When you use a credit card, you’re essentially borrowing money from the account’s credit limit. Just like any other loan, interest will be charged on the balance. How and when this interest is charged can have a huge impact on what you’ll pay to borrow money using your credit card.
In this guide, you’ll find answers to the most common questions about credit card interest, including the different rates that may apply and how to take advantage of interest-free days so you can avoid interest charges altogether.
What are credit card interest rates?
An interest rates is a type of fee that’s charged when you borrow money. With credit cards, interest rates are calculated as a percentage of your balance and shown as an annual percentage rate (APR).
For example, a card could have a purchase interest rate of 8.99% APR, while a different card could have a purchase interest rate of 19.99% APR.
Types of credit card interest rates
Here are the most common types of credit card interest rates you’ll find on credit cards:
- Purchase interest rate. This is the interest you are charged when you use your credit card for making payments in retail outlets or online. You only incur this interest rate if you don’t pay off your full balance by the due date.
- Cash advance interest rate. This is the interest rate you are charged when you use your credit card for withdrawing cash from ATMs or cash equivalent transactions, like buying gift cards or gambling.
- Balance transfer interest rate. This is the interest rate you’re charged when transferring an existing credit card debt to a new card.
- Promotional interest rate. Many credit card providers offer new customers promotional interest rates for purchases and/or balance transfers. This promotional interest rate is only available for a limited time, with the standard interest rate applying after the specified time period. For example, a card may offer you 0% interest on balance transfers for the first 6 months. If you didn’t pay off the balance transfer during the first 6 months, the standard rate for balance transfers would apply to the debt.
Even the smallest difference in credit card interest rates can have a huge impact on costs. When you’re looking for a new card, make sure you compare both the standard and promotional interest rates to help you find one that suits your needs.
How does credit card interest work and how is credit card interest calculated?

▸ WRITTEN INSTRUCTION 1:
Name every type of credit card interest rate that the credit card interest guide lists.
▸ WRITTEN INSTRUCTION 2:
Reproduce the credit card interest guide word for word from "- Promotional interest" up to and including "suits your needs.".
▸ WRITTEN INSTRUCTION 3:
Go on with the credit card interest guide, picking up after its final heading.

Box coordinate listings:
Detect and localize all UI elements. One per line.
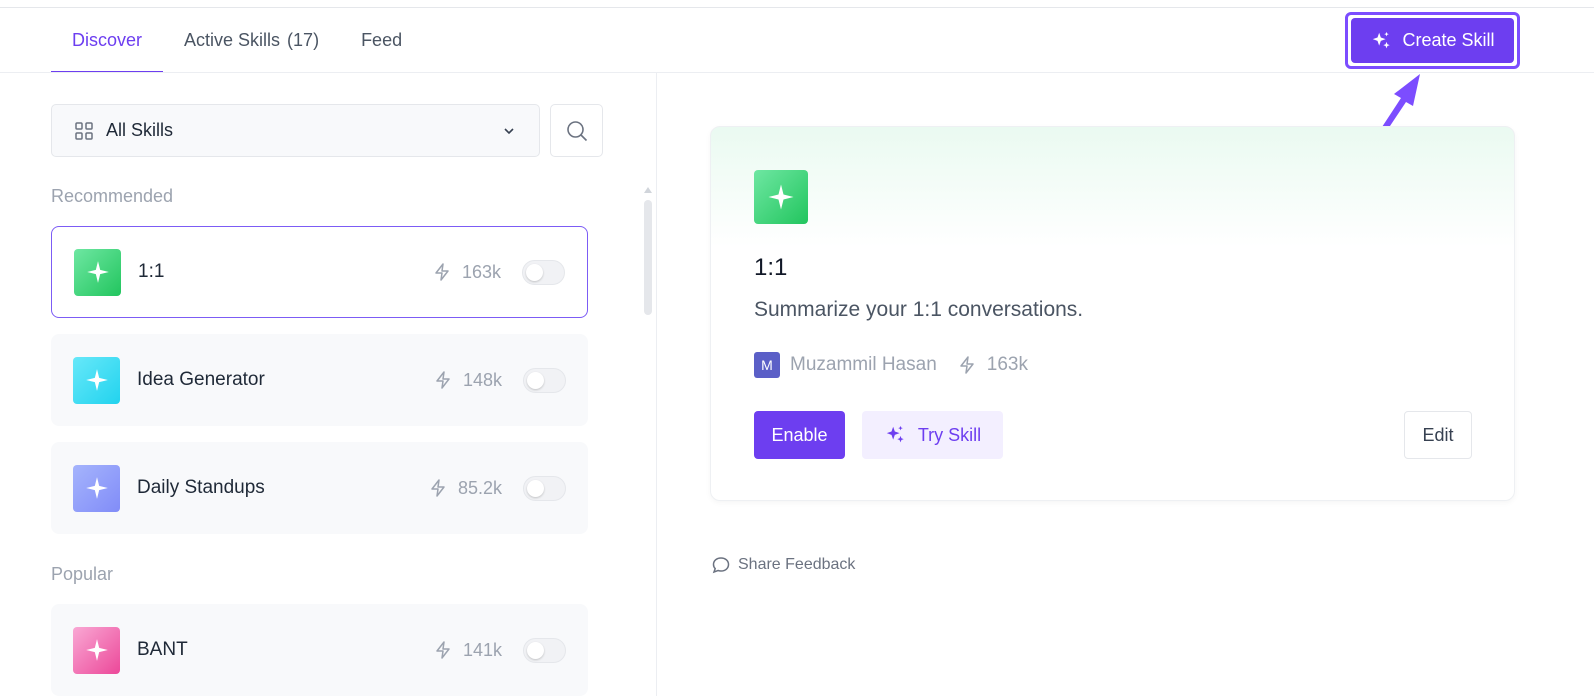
skills-filter-dropdown[interactable]: All Skills [51, 104, 540, 157]
skill-card-bant[interactable]: BANT 141k [51, 604, 588, 696]
skill-usage: 85.2k [428, 478, 502, 499]
skill-toggle[interactable] [523, 637, 566, 663]
search-icon [566, 120, 587, 141]
chevron-down-icon [504, 127, 514, 134]
tab-discover[interactable]: Discover [51, 8, 164, 73]
sparkles-icon [1373, 31, 1391, 48]
skill-name: BANT [137, 639, 188, 660]
skill-avatar [73, 356, 120, 404]
skill-name: Daily Standups [137, 477, 265, 498]
detail-skill-avatar [754, 170, 808, 224]
usage-count: 148k [462, 369, 502, 390]
skill-card-idea-generator[interactable]: Idea Generator 148k [51, 334, 588, 426]
create-skill-label: Create Skill [1402, 30, 1495, 50]
detail-meta: M Muzammil Hasan 163k [754, 352, 1028, 378]
create-skill-highlight: Create Skill [1345, 12, 1520, 69]
usage-count: 85.2k [457, 477, 502, 498]
sparkle-icon [85, 477, 108, 499]
try-skill-label: Try Skill [917, 424, 982, 445]
section-popular: Popular [51, 564, 114, 584]
usage-count: 141k [462, 639, 502, 660]
tab-label: Feed [361, 30, 403, 50]
lightning-icon [431, 479, 445, 497]
skill-card-1-1[interactable]: 1:1 163k [51, 226, 588, 318]
sparkles-icon [886, 425, 904, 443]
tab-label: Active Skills [184, 30, 281, 50]
skill-detail-card: 1:1 Summarize your 1:1 conversations. M … [710, 126, 1515, 501]
usage-count: 163k [461, 261, 501, 282]
sparkle-icon [85, 369, 108, 391]
tab-label: Discover [72, 30, 143, 50]
tab-count: (17) [287, 30, 320, 50]
skill-card-daily-standups[interactable]: Daily Standups 85.2k [51, 442, 588, 534]
filter-label: All Skills [106, 120, 174, 140]
edit-button[interactable]: Edit [1404, 411, 1472, 459]
skill-avatar [73, 626, 120, 674]
share-feedback-link[interactable]: Share Feedback [711, 555, 855, 575]
tab-bar: Discover Active Skills (17) Feed [51, 8, 423, 73]
create-skill-button[interactable]: Create Skill [1351, 18, 1514, 63]
skill-usage: 163k [432, 262, 501, 283]
tab-feed[interactable]: Feed [340, 8, 423, 73]
lightning-icon [436, 371, 450, 389]
skill-avatar [74, 248, 121, 296]
sparkle-icon [86, 261, 109, 283]
section-recommended: Recommended [51, 186, 174, 206]
panel-divider [656, 73, 657, 696]
sparkle-icon [85, 639, 108, 661]
chat-bubble-icon [712, 557, 730, 574]
lightning-icon [435, 263, 449, 281]
detail-description: Summarize your 1:1 conversations. [754, 298, 1084, 321]
skill-avatar [73, 464, 120, 512]
try-skill-button[interactable]: Try Skill [862, 411, 1003, 459]
skill-name: 1:1 [138, 261, 165, 282]
skill-usage: 141k [433, 640, 502, 661]
lightning-icon [960, 356, 974, 374]
scrollbar-thumb[interactable] [644, 200, 652, 315]
skill-name: Idea Generator [137, 369, 265, 390]
enable-button[interactable]: Enable [754, 411, 845, 459]
search-button[interactable] [550, 104, 603, 157]
scroll-up-arrow[interactable] [644, 187, 652, 193]
skill-toggle[interactable] [523, 475, 566, 501]
skill-toggle[interactable] [522, 259, 565, 285]
lightning-icon [436, 641, 450, 659]
grid-icon [75, 121, 93, 140]
tabs-divider [0, 72, 1594, 73]
sparkle-icon [768, 184, 794, 210]
author-name: Muzammil Hasan [790, 354, 937, 375]
usage-count: 163k [986, 354, 1028, 375]
skill-toggle[interactable] [523, 367, 566, 393]
skill-usage: 148k [433, 370, 502, 391]
author-avatar: M [754, 352, 780, 378]
tab-active-skills[interactable]: Active Skills (17) [163, 8, 340, 73]
detail-title: 1:1 [754, 254, 788, 281]
share-feedback-label: Share Feedback [738, 556, 856, 573]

▸ EXERCISE ANSWER 1:
- Purchase interest rate
- Cash advance interest rate
- Balance transfer interest rate
- Promotional interest rate

▸ EXERCISE ANSWER 2:
- Promotional interest rate. Many credit card providers offer new customers promotional interest rates for purchases and/or balance transfers. This promotional interest rate is only available for a limited time, with the standard interest rate applying after the specified time period. For example, a card may offer you 0% interest on balance transfers for the first 6 months. If you didn’t pay off the balance transfer during the first 6 months, the standard rate for balance transfers would apply to the debt.
Even the smallest difference in credit card interest rates can have a huge impact on costs. When you’re looking for a new card, make sure you compare both the standard and promotional interest rates to help you find one that suits your needs.

▸ EXERCISE ANSWER 3:
The interest rate on credit cards is normally shown as an annual figure, but most credit card companies calculate interest on a daily basis and then add the charges to your account at the end of each statement period.
To determine your credit card interest amount, your daily outstanding balance is multiplied by the daily interest rate on your credit card. These daily calculations are then added together at the end of the statement period to get the total interest due.
- The daily interest rate is calculated by dividing the APR by 365 days.
- The monthly interest rate is calculated by dividing the APR by 12 months.
As an example, if you have a 19.99% APR and an outstanding balance of $300 on your card:
- Your daily interest rate will be 0.054%, which has you paying $0.16 in interest a day.
- Your monthly interest rate will be 1.665%, which has you paying $4.99 in interest per month.
The true cost of compound interest
The way credit card interest is charged is known as “compound interest” because it is calculated daily. This means that you could end up paying interest on your interest charges. The good news is that you can cut down on interest costs any time you make a repayment, because that will also affect the daily interest calculation.
Compare credit card interest rates
Say you owe $1,000 on a credit card with a 20.99% APR. If you make $50 payments every month, it would take about 2 years to pay off your balance and would cost about $212 in interest. If the interest rate was only 15.99%, it would still take 2 years to pay off the balance, but you’d only pay about $153 in interest — $53 less than you’d pay with the higher-interest credit card.
The table below shows interest rates, fees and more for some of the most popular cards on the market today. Compare your options to find a card with the features you need at a cost you can afford.
What is a credit card grace period?
Not exactly. Many people think you have to start paying off your balance immediately after you charge a purchase to your card. In fact, credit card companies offer a grace period during which you can pay off your balance without interest.
Every Canadian credit card provider must provide a grace period of at least 21 days from the end of your billing period. You can find the exact length of your grace period in your card’s terms and conditions. Terms often look something like this:
Your due date will be a minimum of 21 days after the close of each billing cycle. We will not charge you interest on purchases if you pay your entire balance by the due date each month.
What if I only repay part of my balance?
One major credit card myth is that, if you pay off a portion of your balance during the grace period, you’re only charged interest on the outstanding amount. But grace periods are an “all or nothing” deal — if you don’t pay off your entire purchase during the grace period, you’ll be charged interest on the entire amount (even the portion you repaid) all the way back to the original purchase date.
Unfortunately, you agree to this arrangement when you agree to your credit card’s terms and conditions. This is why carrying a balance can be so dangerous. After charging a purchase to your card, plan to pay it off fully before the grace period ends to avoid racking up interest fees.
What else do I need to know?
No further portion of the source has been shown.